Dataset rows:
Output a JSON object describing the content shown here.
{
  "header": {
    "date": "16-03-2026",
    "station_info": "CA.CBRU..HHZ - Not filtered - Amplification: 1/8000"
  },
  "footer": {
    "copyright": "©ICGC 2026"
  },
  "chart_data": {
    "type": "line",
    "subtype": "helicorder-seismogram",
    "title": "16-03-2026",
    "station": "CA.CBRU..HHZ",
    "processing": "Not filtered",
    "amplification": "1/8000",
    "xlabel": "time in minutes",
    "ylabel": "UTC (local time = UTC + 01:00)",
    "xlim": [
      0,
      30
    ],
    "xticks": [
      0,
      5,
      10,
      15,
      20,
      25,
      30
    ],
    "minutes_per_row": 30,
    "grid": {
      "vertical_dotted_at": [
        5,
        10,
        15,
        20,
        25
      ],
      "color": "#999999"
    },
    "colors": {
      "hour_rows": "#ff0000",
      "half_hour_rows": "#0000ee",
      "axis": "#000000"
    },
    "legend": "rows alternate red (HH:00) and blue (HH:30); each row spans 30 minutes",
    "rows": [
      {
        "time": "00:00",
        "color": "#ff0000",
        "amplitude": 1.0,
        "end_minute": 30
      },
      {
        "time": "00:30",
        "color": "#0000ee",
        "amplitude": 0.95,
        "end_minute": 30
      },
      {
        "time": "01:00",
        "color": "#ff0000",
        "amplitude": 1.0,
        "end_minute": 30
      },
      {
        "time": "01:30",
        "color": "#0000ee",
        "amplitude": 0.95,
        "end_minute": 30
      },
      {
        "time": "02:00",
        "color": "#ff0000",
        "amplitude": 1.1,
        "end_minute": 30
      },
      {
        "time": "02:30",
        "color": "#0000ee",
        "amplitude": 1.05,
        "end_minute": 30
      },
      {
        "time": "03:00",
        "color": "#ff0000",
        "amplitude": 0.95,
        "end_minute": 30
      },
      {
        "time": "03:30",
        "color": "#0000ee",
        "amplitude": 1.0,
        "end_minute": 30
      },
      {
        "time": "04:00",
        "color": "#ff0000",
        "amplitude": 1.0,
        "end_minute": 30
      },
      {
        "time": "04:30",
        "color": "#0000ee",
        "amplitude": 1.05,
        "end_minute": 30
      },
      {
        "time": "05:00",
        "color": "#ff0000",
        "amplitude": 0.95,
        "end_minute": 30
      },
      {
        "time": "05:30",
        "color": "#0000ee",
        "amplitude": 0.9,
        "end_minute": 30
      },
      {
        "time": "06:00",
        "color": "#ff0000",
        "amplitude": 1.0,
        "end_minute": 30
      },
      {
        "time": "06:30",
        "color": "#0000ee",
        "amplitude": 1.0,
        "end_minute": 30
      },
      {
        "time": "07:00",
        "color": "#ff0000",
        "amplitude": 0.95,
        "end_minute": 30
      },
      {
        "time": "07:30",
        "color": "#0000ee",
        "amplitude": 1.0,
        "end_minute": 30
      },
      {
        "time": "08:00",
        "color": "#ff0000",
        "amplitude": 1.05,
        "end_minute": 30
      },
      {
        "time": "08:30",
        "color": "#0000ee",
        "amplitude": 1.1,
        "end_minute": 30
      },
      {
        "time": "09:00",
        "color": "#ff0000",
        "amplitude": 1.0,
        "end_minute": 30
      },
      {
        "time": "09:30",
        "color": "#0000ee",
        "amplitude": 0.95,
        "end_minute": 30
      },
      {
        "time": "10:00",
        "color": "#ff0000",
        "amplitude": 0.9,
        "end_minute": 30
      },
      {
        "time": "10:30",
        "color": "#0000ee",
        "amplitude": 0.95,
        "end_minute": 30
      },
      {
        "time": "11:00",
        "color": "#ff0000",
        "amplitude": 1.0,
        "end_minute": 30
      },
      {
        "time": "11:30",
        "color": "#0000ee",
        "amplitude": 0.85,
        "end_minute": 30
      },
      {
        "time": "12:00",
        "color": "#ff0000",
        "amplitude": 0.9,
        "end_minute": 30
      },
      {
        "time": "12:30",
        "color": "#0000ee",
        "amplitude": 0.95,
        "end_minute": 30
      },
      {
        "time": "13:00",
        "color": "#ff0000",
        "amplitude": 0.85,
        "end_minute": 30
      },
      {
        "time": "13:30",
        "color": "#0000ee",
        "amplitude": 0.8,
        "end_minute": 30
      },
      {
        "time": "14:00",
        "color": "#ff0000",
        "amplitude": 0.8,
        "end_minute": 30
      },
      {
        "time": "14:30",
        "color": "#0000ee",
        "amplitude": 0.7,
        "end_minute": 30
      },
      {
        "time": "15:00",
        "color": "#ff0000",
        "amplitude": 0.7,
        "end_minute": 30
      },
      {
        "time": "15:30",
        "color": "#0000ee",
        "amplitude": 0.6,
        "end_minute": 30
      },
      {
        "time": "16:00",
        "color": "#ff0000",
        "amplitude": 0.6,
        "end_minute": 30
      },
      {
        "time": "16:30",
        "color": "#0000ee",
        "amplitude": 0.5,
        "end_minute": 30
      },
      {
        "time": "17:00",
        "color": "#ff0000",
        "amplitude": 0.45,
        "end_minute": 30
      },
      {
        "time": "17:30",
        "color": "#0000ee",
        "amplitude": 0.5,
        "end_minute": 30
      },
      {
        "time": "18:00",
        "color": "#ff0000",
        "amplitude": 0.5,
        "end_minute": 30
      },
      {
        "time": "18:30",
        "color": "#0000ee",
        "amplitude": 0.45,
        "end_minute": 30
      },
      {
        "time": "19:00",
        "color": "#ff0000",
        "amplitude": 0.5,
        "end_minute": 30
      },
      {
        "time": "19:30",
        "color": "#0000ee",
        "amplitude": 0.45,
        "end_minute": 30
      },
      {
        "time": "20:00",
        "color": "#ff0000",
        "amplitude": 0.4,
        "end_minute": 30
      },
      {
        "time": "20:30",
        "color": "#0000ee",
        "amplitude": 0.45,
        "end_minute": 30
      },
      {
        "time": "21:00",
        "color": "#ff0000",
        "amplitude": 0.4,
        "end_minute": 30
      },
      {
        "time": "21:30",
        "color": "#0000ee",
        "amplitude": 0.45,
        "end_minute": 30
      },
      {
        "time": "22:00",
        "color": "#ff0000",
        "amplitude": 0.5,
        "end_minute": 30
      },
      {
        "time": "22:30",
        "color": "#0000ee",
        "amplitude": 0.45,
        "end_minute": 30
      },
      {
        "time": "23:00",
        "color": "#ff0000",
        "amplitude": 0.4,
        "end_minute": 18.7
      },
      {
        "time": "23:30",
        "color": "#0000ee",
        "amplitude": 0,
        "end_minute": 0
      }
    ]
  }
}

◆ **PROBLEM DESCRIPTION**:
Write out the complete set of records exactly as given.

◆ **SOLUTION TO THIS TASK**:
Output a JSON object describing the content shown here.
{
  "header": {
    "date": "16-03-2026",
    "station_info": "CA.CBRU..HHZ - Not filtered - Amplification: 1/8000"
  },
  "footer": {
    "copyright": "©ICGC 2026"
  },
  "chart_data": {
    "type": "line",
    "subtype": "helicorder-seismogram",
    "title": "16-03-2026",
    "station": "CA.CBRU..HHZ",
    "processing": "Not filtered",
    "amplification": "1/8000",
    "xlabel": "time in minutes",
    "ylabel": "UTC (local time = UTC + 01:00)",
    "xlim": [
      0,
      30
    ],
    "xticks": [
      0,
      5,
      10,
      15,
      20,
      25,
      30
    ],
    "minutes_per_row": 30,
    "grid": {
      "vertical_dotted_at": [
        5,
        10,
        15,
        20,
        25
      ],
      "color": "#999999"
    },
    "colors": {
      "hour_rows": "#ff0000",
      "half_hour_rows": "#0000ee",
      "axis": "#000000"
    },
    "legend": "rows alternate red (HH:00) and blue (HH:30); each row spans 30 minutes",
    "rows": [
      {
        "time": "00:00",
        "color": "#ff0000",
        "amplitude": 1.0,
        "end_minute": 30
      },
      {
        "time": "00:30",
        "color": "#0000ee",
        "amplitude": 0.95,
        "end_minute": 30
      },
      {
        "time": "01:00",
        "color": "#ff0000",
        "amplitude": 1.0,
        "end_minute": 30
      },
      {
        "time": "01:30",
        "color": "#0000ee",
        "amplitude": 0.95,
        "end_minute": 30
      },
      {
        "time": "02:00",
        "color": "#ff0000",
        "amplitude": 1.1,
        "end_minute": 30
      },
      {
        "time": "02:30",
        "color": "#0000ee",
        "amplitude": 1.05,
        "end_minute": 30
      },
      {
        "time": "03:00",
        "color": "#ff0000",
        "amplitude": 0.95,
        "end_minute": 30
      },
      {
        "time": "03:30",
        "color": "#0000ee",
        "amplitude": 1.0,
        "end_minute": 30
      },
      {
        "time": "04:00",
        "color": "#ff0000",
        "amplitude": 1.0,
        "end_minute": 30
      },
      {
        "time": "04:30",
        "color": "#0000ee",
        "amplitude": 1.05,
        "end_minute": 30
      },
      {
        "time": "05:00",
        "color": "#ff0000",
        "amplitude": 0.95,
        "end_minute": 30
      },
      {
        "time": "05:30",
        "color": "#0000ee",
        "amplitude": 0.9,
        "end_minute": 30
      },
      {
        "time": "06:00",
        "color": "#ff0000",
        "amplitude": 1.0,
        "end_minute": 30
      },
      {
        "time": "06:30",
        "color": "#0000ee",
        "amplitude": 1.0,
        "end_minute": 30
      },
      {
        "time": "07:00",
        "color": "#ff0000",
        "amplitude": 0.95,
        "end_minute": 30
      },
      {
        "time": "07:30",
        "color": "#0000ee",
        "amplitude": 1.0,
        "end_minute": 30
      },
      {
        "time": "08:00",
        "color": "#ff0000",
        "amplitude": 1.05,
        "end_minute": 30
      },
      {
        "time": "08:30",
        "color": "#0000ee",
        "amplitude": 1.1,
        "end_minute": 30
      },
      {
        "time": "09:00",
        "color": "#ff0000",
        "amplitude": 1.0,
        "end_minute": 30
      },
      {
        "time": "09:30",
        "color": "#0000ee",
        "amplitude": 0.95,
        "end_minute": 30
      },
      {
        "time": "10:00",
        "color": "#ff0000",
        "amplitude": 0.9,
        "end_minute": 30
      },
      {
        "time": "10:30",
        "color": "#0000ee",
        "amplitude": 0.95,
        "end_minute": 30
      },
      {
        "time": "11:00",
        "color": "#ff0000",
        "amplitude": 1.0,
        "end_minute": 30
      },
      {
        "time": "11:30",
        "color": "#0000ee",
        "amplitude": 0.85,
        "end_minute": 30
      },
      {
        "time": "12:00",
        "color": "#ff0000",
        "amplitude": 0.9,
        "end_minute": 30
      },
      {
        "time": "12:30",
        "color": "#0000ee",
        "amplitude": 0.95,
        "end_minute": 30
      },
      {
        "time": "13:00",
        "color": "#ff0000",
        "amplitude": 0.85,
        "end_minute": 30
      },
      {
        "time": "13:30",
        "color": "#0000ee",
        "amplitude": 0.8,
        "end_minute": 30
      },
      {
        "time": "14:00",
        "color": "#ff0000",
        "amplitude": 0.8,
        "end_minute": 30
      },
      {
        "time": "14:30",
        "color": "#0000ee",
        "amplitude": 0.7,
        "end_minute": 30
      },
      {
        "time": "15:00",
        "color": "#ff0000",
        "amplitude": 0.7,
        "end_minute": 30
      },
      {
        "time": "15:30",
        "color": "#0000ee",
        "amplitude": 0.6,
        "end_minute": 30
      },
      {
        "time": "16:00",
        "color": "#ff0000",
        "amplitude": 0.6,
        "end_minute": 30
      },
      {
        "time": "16:30",
        "color": "#0000ee",
        "amplitude": 0.5,
        "end_minute": 30
      },
      {
        "time": "17:00",
        "color": "#ff0000",
        "amplitude": 0.45,
        "end_minute": 30
      },
      {
        "time": "17:30",
        "color": "#0000ee",
        "amplitude": 0.5,
        "end_minute": 30
      },
      {
        "time": "18:00",
        "color": "#ff0000",
        "amplitude": 0.5,
        "end_minute": 30
      },
      {
        "time": "18:30",
        "color": "#0000ee",
        "amplitude": 0.45,
        "end_minute": 30
      },
      {
        "time": "19:00",
        "color": "#ff0000",
        "amplitude": 0.5,
        "end_minute": 30
      },
      {
        "time": "19:30",
        "color": "#0000ee",
        "amplitude": 0.45,
        "end_minute": 30
      },
      {
        "time": "20:00",
        "color": "#ff0000",
        "amplitude": 0.4,
        "end_minute": 30
      },
      {
        "time": "20:30",
        "color": "#0000ee",
        "amplitude": 0.45,
        "end_minute": 30
      },
      {
        "time": "21:00",
        "color": "#ff0000",
        "amplitude": 0.4,
        "end_minute": 30
      },
      {
        "time": "21:30",
        "color": "#0000ee",
        "amplitude": 0.45,
        "end_minute": 30
      },
      {
        "time": "22:00",
        "color": "#ff0000",
        "amplitude": 0.5,
        "end_minute": 30
      },
      {
        "time": "22:30",
        "color": "#0000ee",
        "amplitude": 0.45,
        "end_minute": 30
      },
      {
        "time": "23:00",
        "color": "#ff0000",
        "amplitude": 0.4,
        "end_minute": 18.7
      },
      {
        "time": "23:30",
        "color": "#0000ee",
        "amplitude": 0,
        "end_minute": 0
      }
    ]
  }
}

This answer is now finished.